▸ **Exercise**:
Transcribe the listing exactly, leaving out every picture.
* START Records for processing *
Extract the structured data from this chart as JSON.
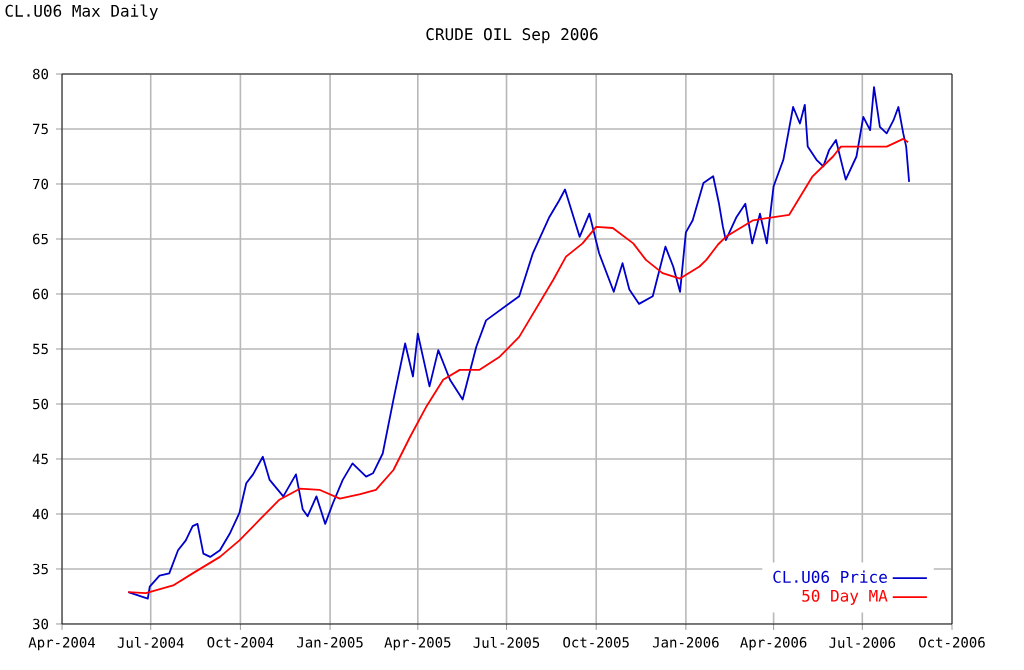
{
  "chart_data": {
    "type": "line",
    "title": "CRUDE OIL Sep 2006",
    "annotations": [
      "CL.U06 Max Daily"
    ],
    "xlim": [
      "2004-04-01",
      "2006-10-01"
    ],
    "xticks": [
      {
        "value": "2004-04-01",
        "label": "Apr-2004"
      },
      {
        "value": "2004-07-01",
        "label": "Jul-2004"
      },
      {
        "value": "2004-10-01",
        "label": "Oct-2004"
      },
      {
        "value": "2005-01-01",
        "label": "Jan-2005"
      },
      {
        "value": "2005-04-01",
        "label": "Apr-2005"
      },
      {
        "value": "2005-07-01",
        "label": "Jul-2005"
      },
      {
        "value": "2005-10-01",
        "label": "Oct-2005"
      },
      {
        "value": "2006-01-01",
        "label": "Jan-2006"
      },
      {
        "value": "2006-04-01",
        "label": "Apr-2006"
      },
      {
        "value": "2006-07-01",
        "label": "Jul-2006"
      },
      {
        "value": "2006-10-01",
        "label": "Oct-2006"
      }
    ],
    "ylim": [
      30,
      80
    ],
    "yticks": [
      30,
      35,
      40,
      45,
      50,
      55,
      60,
      65,
      70,
      75,
      80
    ],
    "grid": true,
    "legend": "bottom right",
    "marker": "none",
    "line_style": "solid",
    "series": [
      {
        "name": "CL.U06 Price",
        "color": "#0000cc",
        "x": [
          "2004-06-08",
          "2004-06-28",
          "2004-06-30",
          "2004-07-10",
          "2004-07-20",
          "2004-07-29",
          "2004-08-06",
          "2004-08-13",
          "2004-08-18",
          "2004-08-24",
          "2004-08-31",
          "2004-09-10",
          "2004-09-20",
          "2004-09-30",
          "2004-10-07",
          "2004-10-14",
          "2004-10-24",
          "2004-10-31",
          "2004-11-14",
          "2004-11-27",
          "2004-12-04",
          "2004-12-09",
          "2004-12-18",
          "2004-12-27",
          "2005-01-04",
          "2005-01-14",
          "2005-01-24",
          "2005-02-07",
          "2005-02-14",
          "2005-02-24",
          "2005-03-07",
          "2005-03-19",
          "2005-03-27",
          "2005-04-01",
          "2005-04-13",
          "2005-04-22",
          "2005-05-04",
          "2005-05-17",
          "2005-05-31",
          "2005-06-10",
          "2005-07-14",
          "2005-07-28",
          "2005-08-14",
          "2005-08-24",
          "2005-08-30",
          "2005-09-14",
          "2005-09-24",
          "2005-10-04",
          "2005-10-19",
          "2005-10-28",
          "2005-11-04",
          "2005-11-14",
          "2005-11-28",
          "2005-12-11",
          "2005-12-19",
          "2005-12-26",
          "2006-01-01",
          "2006-01-08",
          "2006-01-19",
          "2006-01-29",
          "2006-02-04",
          "2006-02-08",
          "2006-02-11",
          "2006-02-22",
          "2006-03-03",
          "2006-03-10",
          "2006-03-18",
          "2006-03-25",
          "2006-04-01",
          "2006-04-11",
          "2006-04-21",
          "2006-04-28",
          "2006-05-03",
          "2006-05-06",
          "2006-05-15",
          "2006-05-22",
          "2006-05-28",
          "2006-06-04",
          "2006-06-14",
          "2006-06-25",
          "2006-07-02",
          "2006-07-09",
          "2006-07-13",
          "2006-07-19",
          "2006-07-26",
          "2006-08-02",
          "2006-08-07",
          "2006-08-12",
          "2006-08-15",
          "2006-08-18"
        ],
        "values": [
          32.9,
          32.3,
          33.4,
          34.4,
          34.6,
          36.7,
          37.6,
          38.9,
          39.1,
          36.4,
          36.1,
          36.7,
          38.2,
          40.1,
          42.8,
          43.6,
          45.2,
          43.1,
          41.6,
          43.6,
          40.4,
          39.8,
          41.6,
          39.1,
          41.0,
          43.1,
          44.6,
          43.4,
          43.7,
          45.5,
          50.4,
          55.5,
          52.5,
          56.4,
          51.6,
          54.9,
          52.2,
          50.4,
          55.2,
          57.6,
          59.8,
          63.7,
          67.0,
          68.5,
          69.5,
          65.2,
          67.3,
          63.7,
          60.2,
          62.8,
          60.4,
          59.1,
          59.8,
          64.3,
          62.5,
          60.2,
          65.6,
          66.7,
          70.1,
          70.7,
          68.2,
          66.1,
          64.9,
          67.0,
          68.2,
          64.6,
          67.3,
          64.6,
          69.8,
          72.2,
          77.0,
          75.5,
          77.2,
          73.4,
          72.2,
          71.6,
          73.1,
          74.0,
          70.4,
          72.5,
          76.1,
          74.9,
          78.8,
          75.2,
          74.6,
          75.8,
          77.0,
          74.6,
          73.4,
          70.2
        ]
      },
      {
        "name": "50 Day MA",
        "color": "#ff0000",
        "x": [
          "2004-06-08",
          "2004-06-26",
          "2004-07-24",
          "2004-08-13",
          "2004-09-10",
          "2004-09-30",
          "2004-10-21",
          "2004-11-10",
          "2004-12-01",
          "2004-12-21",
          "2005-01-11",
          "2005-02-01",
          "2005-02-17",
          "2005-03-07",
          "2005-03-24",
          "2005-04-10",
          "2005-04-27",
          "2005-05-14",
          "2005-06-03",
          "2005-06-24",
          "2005-07-14",
          "2005-08-18",
          "2005-08-31",
          "2005-09-17",
          "2005-10-01",
          "2005-10-18",
          "2005-11-08",
          "2005-11-21",
          "2005-12-08",
          "2005-12-26",
          "2006-01-15",
          "2006-01-22",
          "2006-02-03",
          "2006-02-11",
          "2006-03-11",
          "2006-04-17",
          "2006-05-11",
          "2006-06-01",
          "2006-06-09",
          "2006-07-26",
          "2006-08-12",
          "2006-08-17"
        ],
        "values": [
          32.9,
          32.8,
          33.5,
          34.6,
          36.1,
          37.6,
          39.5,
          41.3,
          42.3,
          42.2,
          41.4,
          41.8,
          42.2,
          44.0,
          47.0,
          49.8,
          52.2,
          53.1,
          53.1,
          54.3,
          56.1,
          61.3,
          63.4,
          64.6,
          66.1,
          66.0,
          64.6,
          63.1,
          61.9,
          61.4,
          62.5,
          63.1,
          64.5,
          65.2,
          66.7,
          67.2,
          70.7,
          72.5,
          73.4,
          73.4,
          74.1,
          73.8
        ]
      }
    ]
  }
}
* END Records for processing *
▸ **Worked answer**:
Extract the structured data from this chart as JSON.
{
  "chart_data": {
    "type": "line",
    "title": "CRUDE OIL Sep 2006",
    "annotations": [
      "CL.U06 Max Daily"
    ],
    "xlim": [
      "2004-04-01",
      "2006-10-01"
    ],
    "xticks": [
      {
        "value": "2004-04-01",
        "label": "Apr-2004"
      },
      {
        "value": "2004-07-01",
        "label": "Jul-2004"
      },
      {
        "value": "2004-10-01",
        "label": "Oct-2004"
      },
      {
        "value": "2005-01-01",
        "label": "Jan-2005"
      },
      {
        "value": "2005-04-01",
        "label": "Apr-2005"
      },
      {
        "value": "2005-07-01",
        "label": "Jul-2005"
      },
      {
        "value": "2005-10-01",
        "label": "Oct-2005"
      },
      {
        "value": "2006-01-01",
        "label": "Jan-2006"
      },
      {
        "value": "2006-04-01",
        "label": "Apr-2006"
      },
      {
        "value": "2006-07-01",
        "label": "Jul-2006"
      },
      {
        "value": "2006-10-01",
        "label": "Oct-2006"
      }
    ],
    "ylim": [
      30,
      80
    ],
    "yticks": [
      30,
      35,
      40,
      45,
      50,
      55,
      60,
      65,
      70,
      75,
      80
    ],
    "grid": true,
    "legend": "bottom right",
    "marker": "none",
    "line_style": "solid",
    "series": [
      {
        "name": "CL.U06 Price",
        "color": "#0000cc",
        "x": [
          "2004-06-08",
          "2004-06-28",
          "2004-06-30",
          "2004-07-10",
          "2004-07-20",
          "2004-07-29",
          "2004-08-06",
          "2004-08-13",
          "2004-08-18",
          "2004-08-24",
          "2004-08-31",
          "2004-09-10",
          "2004-09-20",
          "2004-09-30",
          "2004-10-07",
          "2004-10-14",
          "2004-10-24",
          "2004-10-31",
          "2004-11-14",
          "2004-11-27",
          "2004-12-04",
          "2004-12-09",
          "2004-12-18",
          "2004-12-27",
          "2005-01-04",
          "2005-01-14",
          "2005-01-24",
          "2005-02-07",
          "2005-02-14",
          "2005-02-24",
          "2005-03-07",
          "2005-03-19",
          "2005-03-27",
          "2005-04-01",
          "2005-04-13",
          "2005-04-22",
          "2005-05-04",
          "2005-05-17",
          "2005-05-31",
          "2005-06-10",
          "2005-07-14",
          "2005-07-28",
          "2005-08-14",
          "2005-08-24",
          "2005-08-30",
          "2005-09-14",
          "2005-09-24",
          "2005-10-04",
          "2005-10-19",
          "2005-10-28",
          "2005-11-04",
          "2005-11-14",
          "2005-11-28",
          "2005-12-11",
          "2005-12-19",
          "2005-12-26",
          "2006-01-01",
          "2006-01-08",
          "2006-01-19",
          "2006-01-29",
          "2006-02-04",
          "2006-02-08",
          "2006-02-11",
          "2006-02-22",
          "2006-03-03",
          "2006-03-10",
          "2006-03-18",
          "2006-03-25",
          "2006-04-01",
          "2006-04-11",
          "2006-04-21",
          "2006-04-28",
          "2006-05-03",
          "2006-05-06",
          "2006-05-15",
          "2006-05-22",
          "2006-05-28",
          "2006-06-04",
          "2006-06-14",
          "2006-06-25",
          "2006-07-02",
          "2006-07-09",
          "2006-07-13",
          "2006-07-19",
          "2006-07-26",
          "2006-08-02",
          "2006-08-07",
          "2006-08-12",
          "2006-08-15",
          "2006-08-18"
        ],
        "values": [
          32.9,
          32.3,
          33.4,
          34.4,
          34.6,
          36.7,
          37.6,
          38.9,
          39.1,
          36.4,
          36.1,
          36.7,
          38.2,
          40.1,
          42.8,
          43.6,
          45.2,
          43.1,
          41.6,
          43.6,
          40.4,
          39.8,
          41.6,
          39.1,
          41.0,
          43.1,
          44.6,
          43.4,
          43.7,
          45.5,
          50.4,
          55.5,
          52.5,
          56.4,
          51.6,
          54.9,
          52.2,
          50.4,
          55.2,
          57.6,
          59.8,
          63.7,
          67.0,
          68.5,
          69.5,
          65.2,
          67.3,
          63.7,
          60.2,
          62.8,
          60.4,
          59.1,
          59.8,
          64.3,
          62.5,
          60.2,
          65.6,
          66.7,
          70.1,
          70.7,
          68.2,
          66.1,
          64.9,
          67.0,
          68.2,
          64.6,
          67.3,
          64.6,
          69.8,
          72.2,
          77.0,
          75.5,
          77.2,
          73.4,
          72.2,
          71.6,
          73.1,
          74.0,
          70.4,
          72.5,
          76.1,
          74.9,
          78.8,
          75.2,
          74.6,
          75.8,
          77.0,
          74.6,
          73.4,
          70.2
        ]
      },
      {
        "name": "50 Day MA",
        "color": "#ff0000",
        "x": [
          "2004-06-08",
          "2004-06-26",
          "2004-07-24",
          "2004-08-13",
          "2004-09-10",
          "2004-09-30",
          "2004-10-21",
          "2004-11-10",
          "2004-12-01",
          "2004-12-21",
          "2005-01-11",
          "2005-02-01",
          "2005-02-17",
          "2005-03-07",
          "2005-03-24",
          "2005-04-10",
          "2005-04-27",
          "2005-05-14",
          "2005-06-03",
          "2005-06-24",
          "2005-07-14",
          "2005-08-18",
          "2005-08-31",
          "2005-09-17",
          "2005-10-01",
          "2005-10-18",
          "2005-11-08",
          "2005-11-21",
          "2005-12-08",
          "2005-12-26",
          "2006-01-15",
          "2006-01-22",
          "2006-02-03",
          "2006-02-11",
          "2006-03-11",
          "2006-04-17",
          "2006-05-11",
          "2006-06-01",
          "2006-06-09",
          "2006-07-26",
          "2006-08-12",
          "2006-08-17"
        ],
        "values": [
          32.9,
          32.8,
          33.5,
          34.6,
          36.1,
          37.6,
          39.5,
          41.3,
          42.3,
          42.2,
          41.4,
          41.8,
          42.2,
          44.0,
          47.0,
          49.8,
          52.2,
          53.1,
          53.1,
          54.3,
          56.1,
          61.3,
          63.4,
          64.6,
          66.1,
          66.0,
          64.6,
          63.1,
          61.9,
          61.4,
          62.5,
          63.1,
          64.5,
          65.2,
          66.7,
          67.2,
          70.7,
          72.5,
          73.4,
          73.4,
          74.1,
          73.8
        ]
      }
    ]
  }
}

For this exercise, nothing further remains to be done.